In the listing below, locate the lines bearing the word "JSON". Copy every one of them.

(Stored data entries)
__________
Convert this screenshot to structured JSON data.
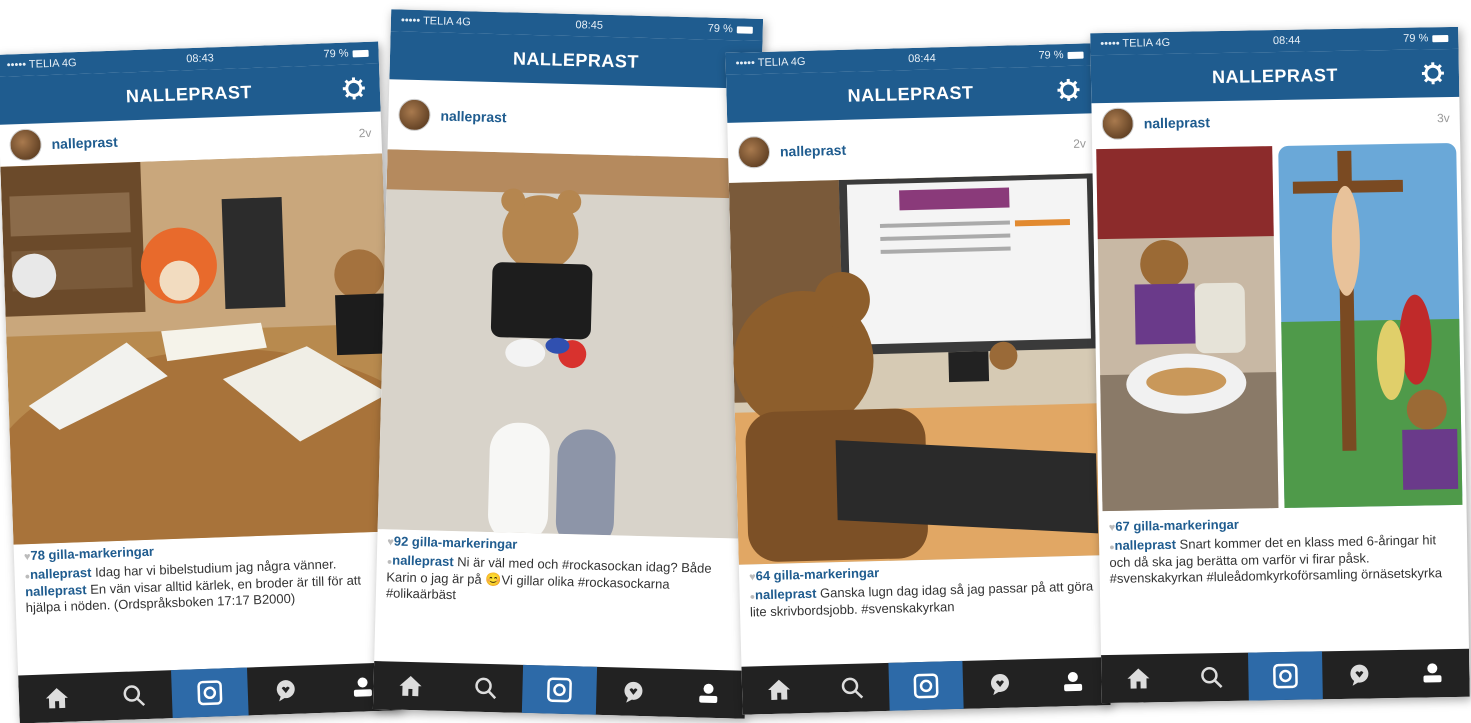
{
  "status": {
    "carrier": "••••• TELIA  4G",
    "battery": "79 %"
  },
  "app_title": "NALLEPRAST",
  "tabs": [
    "home",
    "search",
    "camera",
    "activity",
    "profile"
  ],
  "posts": [
    {
      "time": "08:43",
      "username": "nalleprast",
      "age": "2v",
      "likes": "78 gilla-markeringar",
      "caption_user": "nalleprast",
      "caption_text": "Idag har vi bibelstudium jag några vänner.",
      "comment_user": "nalleprast",
      "comment_text": "En vän visar alltid kärlek, en broder är till för att hjälpa i nöden. (Ordspråksboken 17:17 B2000)"
    },
    {
      "time": "08:45",
      "username": "nalleprast",
      "age": "",
      "likes": "92 gilla-markeringar",
      "caption_user": "nalleprast",
      "caption_text": "Ni är väl med och #rockasockan idag? Både Karin o jag är på 😊Vi gillar olika #rockasockarna #olikaärbäst"
    },
    {
      "time": "08:44",
      "username": "nalleprast",
      "age": "2v",
      "likes": "64 gilla-markeringar",
      "caption_user": "nalleprast",
      "caption_text": "Ganska lugn dag idag så jag passar på att göra lite skrivbordsjobb. #svenskakyrkan"
    },
    {
      "time": "08:44",
      "username": "nalleprast",
      "age": "3v",
      "likes": "67 gilla-markeringar",
      "caption_user": "nalleprast",
      "caption_text": "Snart kommer det en klass med 6-åringar hit och då ska jag berätta om varför vi firar påsk. #svenskakyrkan #luleådomkyrkoförsamling örnäsetskyrka"
    }
  ]
}
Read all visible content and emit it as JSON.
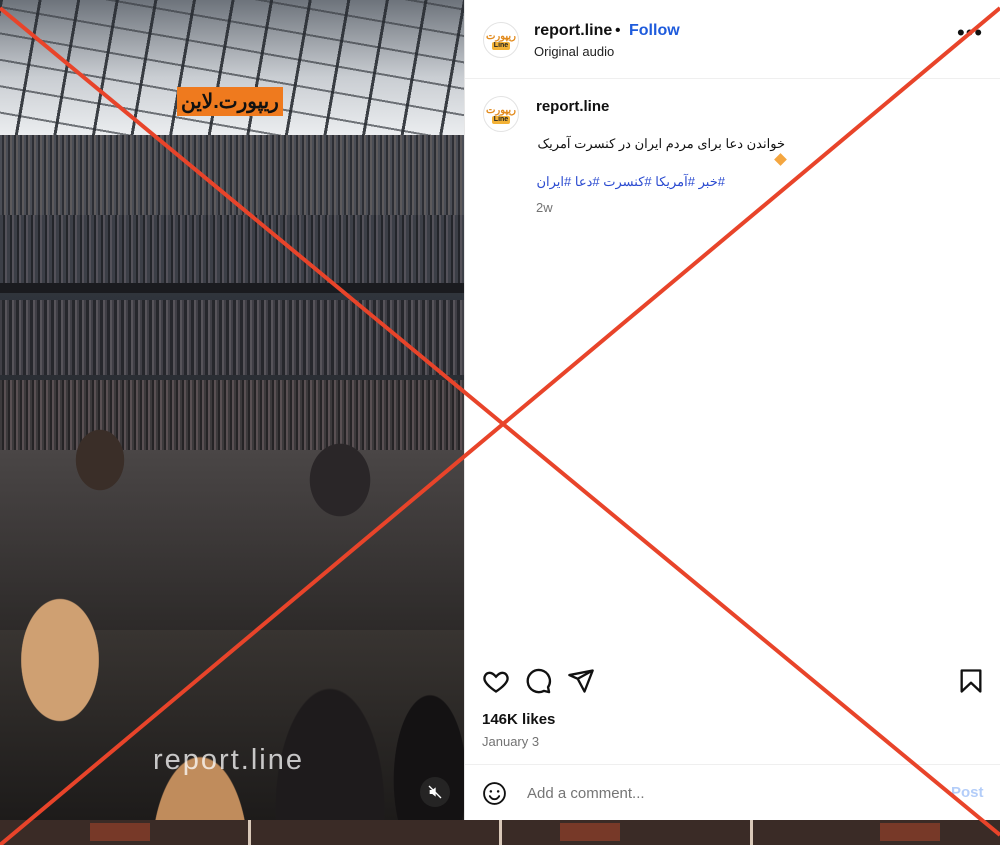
{
  "media": {
    "watermark_tag": "ریپورت.لاین",
    "watermark_text": "report.line",
    "mute_icon": "speaker-muted-icon"
  },
  "header": {
    "avatar_text_ar": "ریپورت",
    "avatar_text_en": "Line",
    "username": "report.line",
    "separator": "•",
    "follow_label": "Follow",
    "audio_label": "Original audio",
    "more_label": "•••"
  },
  "caption": {
    "username": "report.line",
    "text": "خواندن دعا برای مردم ایران در کنسرت آمریک",
    "hashtags": [
      "#خبر",
      "#آمریکا",
      "#کنسرت",
      "#دعا",
      "#ایران"
    ],
    "time": "2w"
  },
  "actions": {
    "icons": [
      "heart-icon",
      "comment-icon",
      "share-icon",
      "bookmark-icon"
    ]
  },
  "stats": {
    "likes": "146K likes",
    "date": "January 3"
  },
  "comment": {
    "placeholder": "Add a comment...",
    "post_label": "Post",
    "emoji_icon": "emoji-icon"
  },
  "overlay": {
    "cross_color": "#e8442a"
  }
}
__________
> Task solution:
Convert this screenshot to structured JSON data.
Read all visible content and emit it as JSON.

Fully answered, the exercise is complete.